**EXERCISE PROMPT**
Skip every picture, and output exactly the lines starting at the one with "What data populates" and running through the last line of the material below.

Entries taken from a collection

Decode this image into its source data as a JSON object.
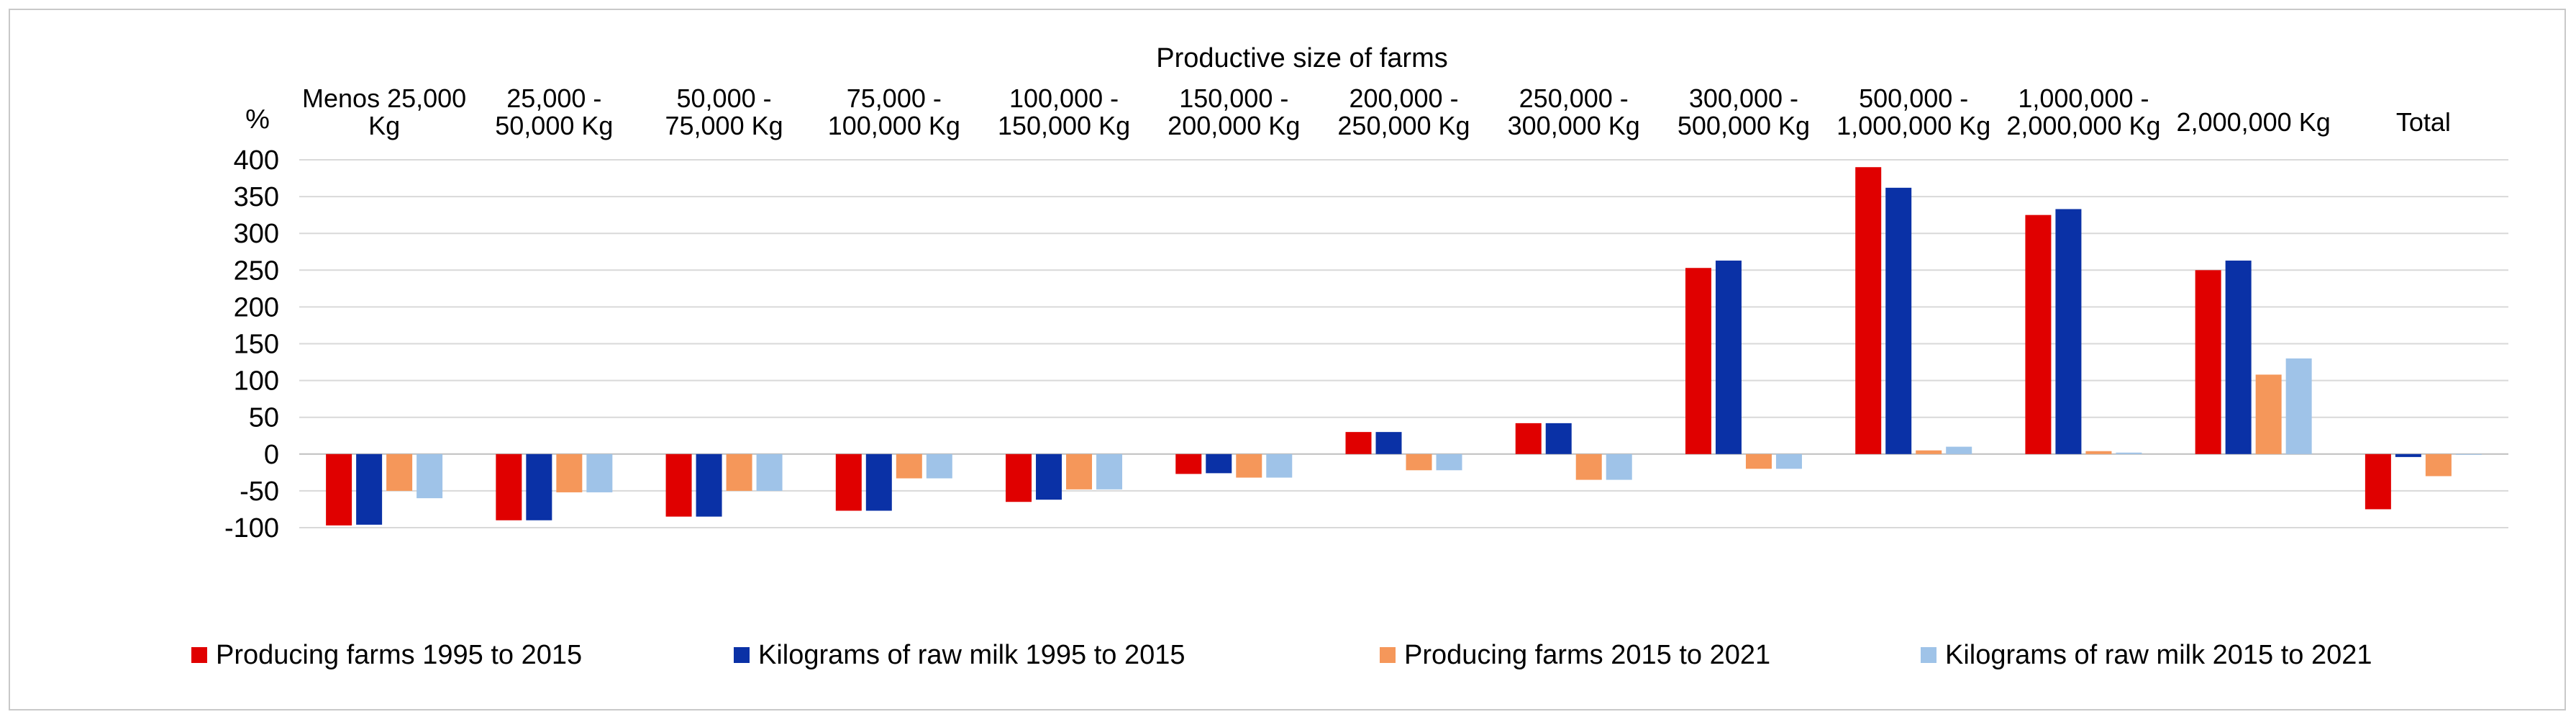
{
  "chart_data": {
    "type": "bar",
    "title": "Productive size of farms",
    "ylabel": "%",
    "ylim": [
      -100,
      400
    ],
    "yticks": [
      400,
      350,
      300,
      250,
      200,
      150,
      100,
      50,
      0,
      -50,
      -100
    ],
    "grid": true,
    "legend_position": "bottom",
    "categories": [
      [
        "Menos 25,000",
        "Kg"
      ],
      [
        "25,000 -",
        "50,000 Kg"
      ],
      [
        "50,000 -",
        "75,000 Kg"
      ],
      [
        "75,000 -",
        "100,000 Kg"
      ],
      [
        "100,000 -",
        "150,000 Kg"
      ],
      [
        "150,000 -",
        "200,000 Kg"
      ],
      [
        "200,000 -",
        "250,000 Kg"
      ],
      [
        "250,000 -",
        "300,000 Kg"
      ],
      [
        "300,000 -",
        "500,000 Kg"
      ],
      [
        "500,000 -",
        "1,000,000 Kg"
      ],
      [
        "1,000,000 -",
        "2,000,000 Kg"
      ],
      [
        "2,000,000 Kg"
      ],
      [
        "Total"
      ]
    ],
    "series": [
      {
        "name": "Producing farms 1995 to 2015",
        "color": "#e00000",
        "values": [
          -97,
          -90,
          -85,
          -77,
          -65,
          -27,
          30,
          42,
          253,
          390,
          325,
          250,
          -75
        ]
      },
      {
        "name": "Kilograms of raw milk 1995 to 2015",
        "color": "#0a31a6",
        "values": [
          -96,
          -90,
          -85,
          -77,
          -62,
          -26,
          30,
          42,
          263,
          362,
          333,
          263,
          -4
        ]
      },
      {
        "name": "Producing farms 2015 to 2021",
        "color": "#f5975a",
        "values": [
          -50,
          -52,
          -50,
          -33,
          -48,
          -32,
          -22,
          -35,
          -20,
          5,
          4,
          108,
          -30
        ]
      },
      {
        "name": "Kilograms of raw milk 2015 to 2021",
        "color": "#9fc3e8",
        "values": [
          -60,
          -52,
          -50,
          -33,
          -48,
          -32,
          -22,
          -35,
          -20,
          10,
          2,
          130,
          0
        ]
      }
    ]
  }
}
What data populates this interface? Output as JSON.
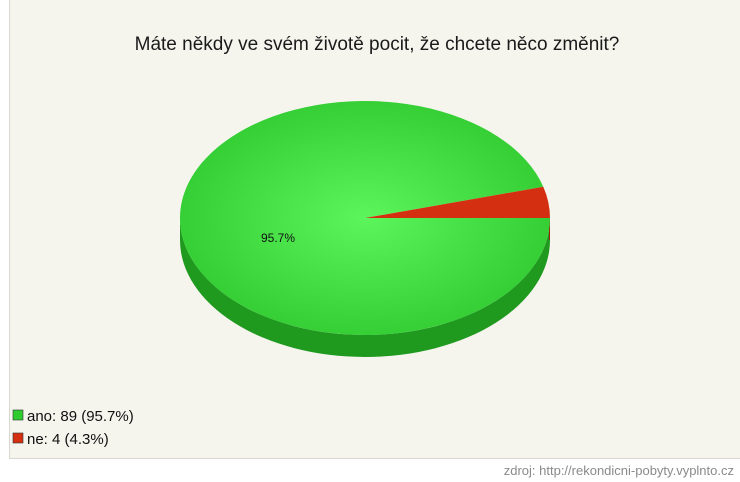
{
  "chart_data": {
    "type": "pie",
    "title": "Máte někdy ve svém životě pocit, že chcete něco změnit?",
    "slices": [
      {
        "label": "ano",
        "value": 89,
        "percent": 95.7,
        "color": "#2ecc2e",
        "side_color": "#1f9a1f",
        "legend_text": "ano: 89 (95.7%)",
        "slice_label": "95.7%"
      },
      {
        "label": "ne",
        "value": 4,
        "percent": 4.3,
        "color": "#d42f10",
        "side_color": "#9e2108",
        "legend_text": "ne: 4 (4.3%)",
        "slice_label": ""
      }
    ],
    "legend_placement": "bottom-left",
    "three_d": true
  },
  "source": "zdroj: http://rekondicni-pobyty.vyplnto.cz"
}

**RESPONSE TO THE TASK**
What data populates this interface? Output as JSON.
{
  "chart_data": {
    "type": "pie",
    "title": "Máte někdy ve svém životě pocit, že chcete něco změnit?",
    "slices": [
      {
        "label": "ano",
        "value": 89,
        "percent": 95.7,
        "color": "#2ecc2e",
        "side_color": "#1f9a1f",
        "legend_text": "ano: 89 (95.7%)",
        "slice_label": "95.7%"
      },
      {
        "label": "ne",
        "value": 4,
        "percent": 4.3,
        "color": "#d42f10",
        "side_color": "#9e2108",
        "legend_text": "ne: 4 (4.3%)",
        "slice_label": ""
      }
    ],
    "legend_placement": "bottom-left",
    "three_d": true
  },
  "source": "zdroj: http://rekondicni-pobyty.vyplnto.cz"
}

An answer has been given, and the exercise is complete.